# What you have to do:
Pick out every line in the entries below that contains the string "title", and copy each of those lines in full.

# Layout element entries:
·····

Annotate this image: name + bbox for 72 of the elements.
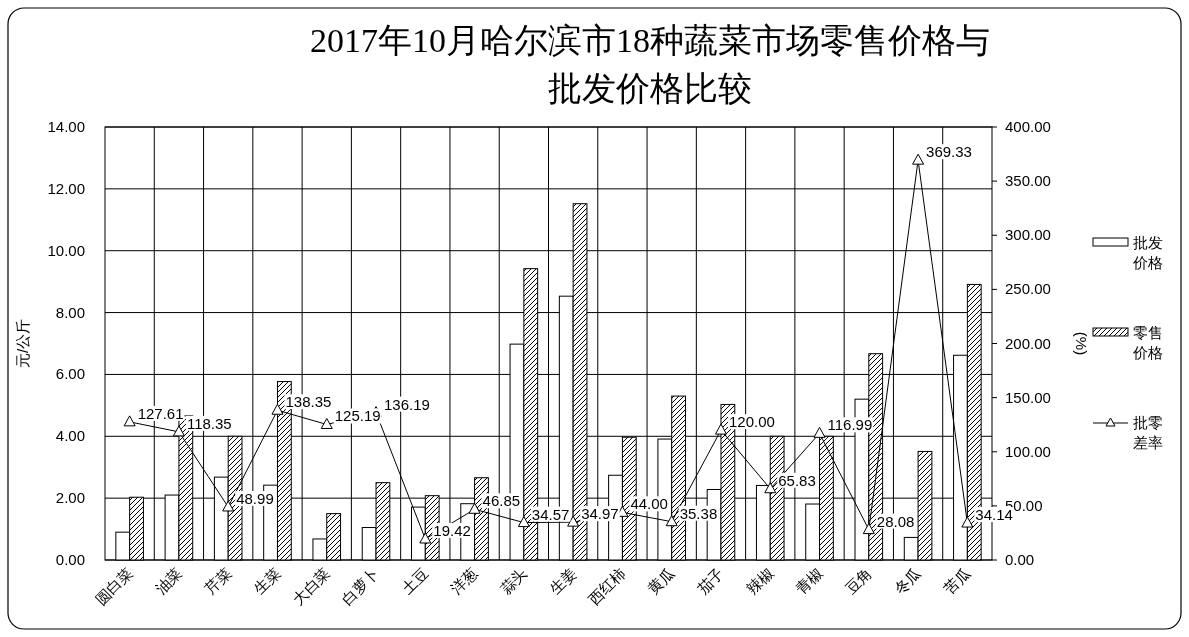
- point: [912, 153, 925, 165]
- point: [567, 515, 580, 527]
- point: [419, 532, 432, 544]
- chart-title: 2017年10月哈尔滨市18种蔬菜市场零售价格与批发价格比较: [310, 22, 990, 107]
- legend-label: 批零差率: [1133, 414, 1163, 451]
- data-label: 369.33: [926, 143, 972, 161]
- x-tick-label: 洋葱: [447, 564, 481, 598]
- y-tick-label: 6.00: [55, 365, 85, 383]
- data-label: 120.00: [728, 413, 775, 431]
- x-tick-label: 大白菜: [289, 564, 333, 608]
- data-label: 136.19: [384, 395, 430, 413]
- x-tick-label: 芹菜: [201, 564, 235, 598]
- x-tick-label: 油菜: [151, 564, 186, 598]
- y-tick-label: 12.00: [47, 179, 85, 197]
- data-label: 118.35: [186, 414, 232, 432]
- point: [271, 403, 284, 415]
- point: [320, 417, 333, 429]
- x-tick-label: 冬瓜: [890, 564, 925, 598]
- data-label: 138.35: [285, 393, 332, 411]
- y-tick-label: 0.00: [55, 551, 85, 568]
- y2-tick-label: 100.00: [1005, 442, 1051, 460]
- x-tick-label: 西红柿: [584, 564, 629, 608]
- point: [714, 423, 727, 435]
- y-axis-title: 元/公斤: [14, 318, 31, 369]
- point: [172, 425, 185, 437]
- y2-axis-title: (%): [1073, 331, 1090, 356]
- point: [862, 523, 875, 535]
- point: [764, 482, 777, 494]
- x-tick-label: 白萝卜: [338, 564, 383, 608]
- point: [961, 516, 974, 528]
- y-tick-label: 4.00: [55, 427, 85, 445]
- data-label: 28.08: [876, 512, 915, 530]
- y2-tick-label: 150.00: [1005, 388, 1051, 406]
- point: [222, 500, 235, 512]
- data-label: 48.99: [236, 489, 274, 507]
- point: [813, 426, 826, 438]
- x-tick-label: 辣椒: [743, 564, 777, 598]
- data-label: 19.42: [433, 521, 471, 539]
- point: [468, 502, 481, 514]
- x-tick-label: 豆角: [841, 564, 875, 598]
- data-label: 44.00: [630, 495, 668, 513]
- data-label: 46.85: [482, 492, 521, 510]
- y-tick-label: 2.00: [55, 489, 85, 507]
- y2-tick-label: 200.00: [1005, 334, 1051, 352]
- data-label: 116.99: [827, 416, 873, 434]
- data-label: 65.83: [778, 471, 816, 489]
- data-label: 34.57: [531, 505, 570, 523]
- x-tick-label: 青椒: [792, 564, 826, 598]
- y2-tick-label: 400.00: [1005, 118, 1051, 135]
- x-tick-label: 生菜: [250, 564, 284, 598]
- data-label: 34.97: [581, 505, 619, 523]
- y2-tick-label: 350.00: [1005, 172, 1051, 190]
- y-tick-label: 8.00: [55, 303, 85, 321]
- data-label: 35.38: [679, 504, 718, 522]
- point: [123, 415, 136, 427]
- y2-tick-label: 0.00: [1005, 551, 1035, 568]
- point: [665, 515, 678, 527]
- x-tick-label: 土豆: [398, 564, 432, 598]
- x-tick-label: 生姜: [546, 564, 580, 598]
- x-tick-label: 苦瓜: [940, 564, 974, 598]
- x-tick-label: 茄子: [693, 564, 728, 598]
- y-tick-label: 14.00: [47, 118, 85, 135]
- legend-label: 批发价格: [1132, 234, 1163, 271]
- point: [517, 516, 530, 528]
- x-tick-label: 蒜头: [496, 564, 530, 598]
- y-tick-label: 10.00: [47, 241, 85, 259]
- data-label: 127.61: [137, 404, 184, 422]
- legend-label: 零售价格: [1132, 324, 1163, 361]
- x-tick-label: 黄瓜: [644, 564, 678, 598]
- x-tick-label: 圆白菜: [91, 564, 136, 608]
- y2-tick-label: 250.00: [1005, 280, 1051, 298]
- y2-tick-label: 300.00: [1005, 226, 1051, 244]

·····

# Response for this exercise:
- chart-title: 2017年10月哈尔滨市18种蔬菜市场零售价格与批发价格比较: [310, 22, 990, 107]
- y-axis-title: 元/公斤: [14, 318, 31, 369]
- y2-axis-title: (%): [1073, 331, 1090, 356]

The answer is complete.